REQUIREMENTS ->
Repeat the full listing below verbatim and keep the images out.

begin DATA FOR THIS EXERCISE

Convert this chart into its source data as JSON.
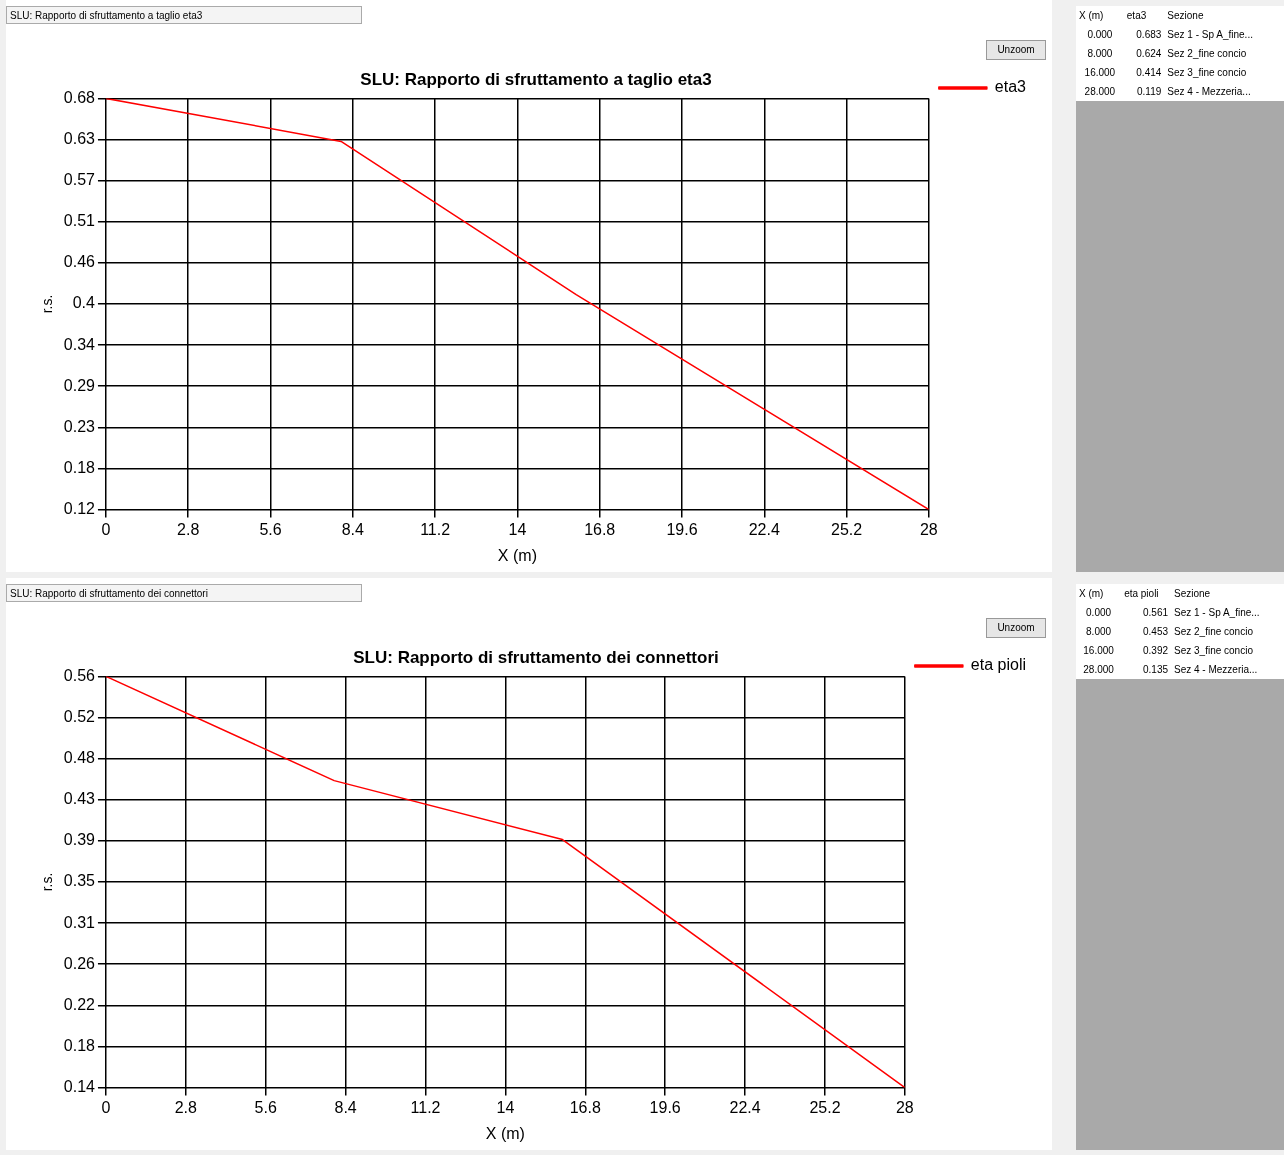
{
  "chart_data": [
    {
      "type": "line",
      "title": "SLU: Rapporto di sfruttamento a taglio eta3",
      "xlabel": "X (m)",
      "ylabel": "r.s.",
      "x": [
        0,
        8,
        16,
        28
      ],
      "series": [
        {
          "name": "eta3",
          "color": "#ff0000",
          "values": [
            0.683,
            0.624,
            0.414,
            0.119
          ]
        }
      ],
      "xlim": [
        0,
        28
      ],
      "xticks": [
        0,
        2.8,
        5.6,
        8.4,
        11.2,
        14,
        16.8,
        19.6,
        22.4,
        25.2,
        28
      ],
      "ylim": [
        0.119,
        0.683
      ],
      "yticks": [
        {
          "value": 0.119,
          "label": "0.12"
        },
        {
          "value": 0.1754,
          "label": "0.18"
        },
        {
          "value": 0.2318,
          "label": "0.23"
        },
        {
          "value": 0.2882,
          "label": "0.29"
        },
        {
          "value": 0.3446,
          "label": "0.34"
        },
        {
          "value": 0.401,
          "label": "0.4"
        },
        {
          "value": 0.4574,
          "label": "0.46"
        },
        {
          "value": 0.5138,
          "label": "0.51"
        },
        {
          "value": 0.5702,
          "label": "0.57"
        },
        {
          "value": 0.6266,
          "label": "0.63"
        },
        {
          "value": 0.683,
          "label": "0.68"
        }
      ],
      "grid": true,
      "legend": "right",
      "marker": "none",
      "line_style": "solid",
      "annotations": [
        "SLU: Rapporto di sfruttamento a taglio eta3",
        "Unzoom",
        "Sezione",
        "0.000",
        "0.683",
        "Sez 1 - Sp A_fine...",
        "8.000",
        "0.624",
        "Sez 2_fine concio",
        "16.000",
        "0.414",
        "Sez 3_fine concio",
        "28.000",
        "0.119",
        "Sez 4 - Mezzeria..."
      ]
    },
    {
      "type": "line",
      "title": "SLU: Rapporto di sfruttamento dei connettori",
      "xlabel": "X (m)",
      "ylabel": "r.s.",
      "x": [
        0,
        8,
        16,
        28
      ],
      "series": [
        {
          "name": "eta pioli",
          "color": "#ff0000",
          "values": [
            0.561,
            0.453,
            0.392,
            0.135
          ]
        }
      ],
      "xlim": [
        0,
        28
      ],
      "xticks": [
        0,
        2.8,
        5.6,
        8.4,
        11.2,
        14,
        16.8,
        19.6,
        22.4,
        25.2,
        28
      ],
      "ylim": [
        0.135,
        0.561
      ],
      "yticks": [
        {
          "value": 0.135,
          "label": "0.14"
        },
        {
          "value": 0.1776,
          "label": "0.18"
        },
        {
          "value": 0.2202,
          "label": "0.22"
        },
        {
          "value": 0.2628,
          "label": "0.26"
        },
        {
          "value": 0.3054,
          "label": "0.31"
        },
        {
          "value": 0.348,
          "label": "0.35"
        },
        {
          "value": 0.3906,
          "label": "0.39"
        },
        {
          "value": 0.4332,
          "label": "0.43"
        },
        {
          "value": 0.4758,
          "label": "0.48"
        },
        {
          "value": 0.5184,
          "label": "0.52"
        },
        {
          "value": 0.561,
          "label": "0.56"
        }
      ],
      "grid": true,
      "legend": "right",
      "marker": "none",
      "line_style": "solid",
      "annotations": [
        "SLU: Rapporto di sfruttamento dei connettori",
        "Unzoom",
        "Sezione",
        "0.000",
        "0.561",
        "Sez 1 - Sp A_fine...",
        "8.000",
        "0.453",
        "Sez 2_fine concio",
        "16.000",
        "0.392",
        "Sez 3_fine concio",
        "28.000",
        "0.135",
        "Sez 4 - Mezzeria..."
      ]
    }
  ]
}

end DATA FOR THIS EXERCISE

OUTPUT OF THE EXERCISE ->
Convert this chart into its source data as JSON.
{
  "chart_data": [
    {
      "type": "line",
      "title": "SLU: Rapporto di sfruttamento a taglio eta3",
      "xlabel": "X (m)",
      "ylabel": "r.s.",
      "x": [
        0,
        8,
        16,
        28
      ],
      "series": [
        {
          "name": "eta3",
          "color": "#ff0000",
          "values": [
            0.683,
            0.624,
            0.414,
            0.119
          ]
        }
      ],
      "xlim": [
        0,
        28
      ],
      "xticks": [
        0,
        2.8,
        5.6,
        8.4,
        11.2,
        14,
        16.8,
        19.6,
        22.4,
        25.2,
        28
      ],
      "ylim": [
        0.119,
        0.683
      ],
      "yticks": [
        {
          "value": 0.119,
          "label": "0.12"
        },
        {
          "value": 0.1754,
          "label": "0.18"
        },
        {
          "value": 0.2318,
          "label": "0.23"
        },
        {
          "value": 0.2882,
          "label": "0.29"
        },
        {
          "value": 0.3446,
          "label": "0.34"
        },
        {
          "value": 0.401,
          "label": "0.4"
        },
        {
          "value": 0.4574,
          "label": "0.46"
        },
        {
          "value": 0.5138,
          "label": "0.51"
        },
        {
          "value": 0.5702,
          "label": "0.57"
        },
        {
          "value": 0.6266,
          "label": "0.63"
        },
        {
          "value": 0.683,
          "label": "0.68"
        }
      ],
      "grid": true,
      "legend": "right",
      "marker": "none",
      "line_style": "solid",
      "annotations": [
        "SLU: Rapporto di sfruttamento a taglio eta3",
        "Unzoom",
        "Sezione",
        "0.000",
        "0.683",
        "Sez 1 - Sp A_fine...",
        "8.000",
        "0.624",
        "Sez 2_fine concio",
        "16.000",
        "0.414",
        "Sez 3_fine concio",
        "28.000",
        "0.119",
        "Sez 4 - Mezzeria..."
      ]
    },
    {
      "type": "line",
      "title": "SLU: Rapporto di sfruttamento dei connettori",
      "xlabel": "X (m)",
      "ylabel": "r.s.",
      "x": [
        0,
        8,
        16,
        28
      ],
      "series": [
        {
          "name": "eta pioli",
          "color": "#ff0000",
          "values": [
            0.561,
            0.453,
            0.392,
            0.135
          ]
        }
      ],
      "xlim": [
        0,
        28
      ],
      "xticks": [
        0,
        2.8,
        5.6,
        8.4,
        11.2,
        14,
        16.8,
        19.6,
        22.4,
        25.2,
        28
      ],
      "ylim": [
        0.135,
        0.561
      ],
      "yticks": [
        {
          "value": 0.135,
          "label": "0.14"
        },
        {
          "value": 0.1776,
          "label": "0.18"
        },
        {
          "value": 0.2202,
          "label": "0.22"
        },
        {
          "value": 0.2628,
          "label": "0.26"
        },
        {
          "value": 0.3054,
          "label": "0.31"
        },
        {
          "value": 0.348,
          "label": "0.35"
        },
        {
          "value": 0.3906,
          "label": "0.39"
        },
        {
          "value": 0.4332,
          "label": "0.43"
        },
        {
          "value": 0.4758,
          "label": "0.48"
        },
        {
          "value": 0.5184,
          "label": "0.52"
        },
        {
          "value": 0.561,
          "label": "0.56"
        }
      ],
      "grid": true,
      "legend": "right",
      "marker": "none",
      "line_style": "solid",
      "annotations": [
        "SLU: Rapporto di sfruttamento dei connettori",
        "Unzoom",
        "Sezione",
        "0.000",
        "0.561",
        "Sez 1 - Sp A_fine...",
        "8.000",
        "0.453",
        "Sez 2_fine concio",
        "16.000",
        "0.392",
        "Sez 3_fine concio",
        "28.000",
        "0.135",
        "Sez 4 - Mezzeria..."
      ]
    }
  ]
}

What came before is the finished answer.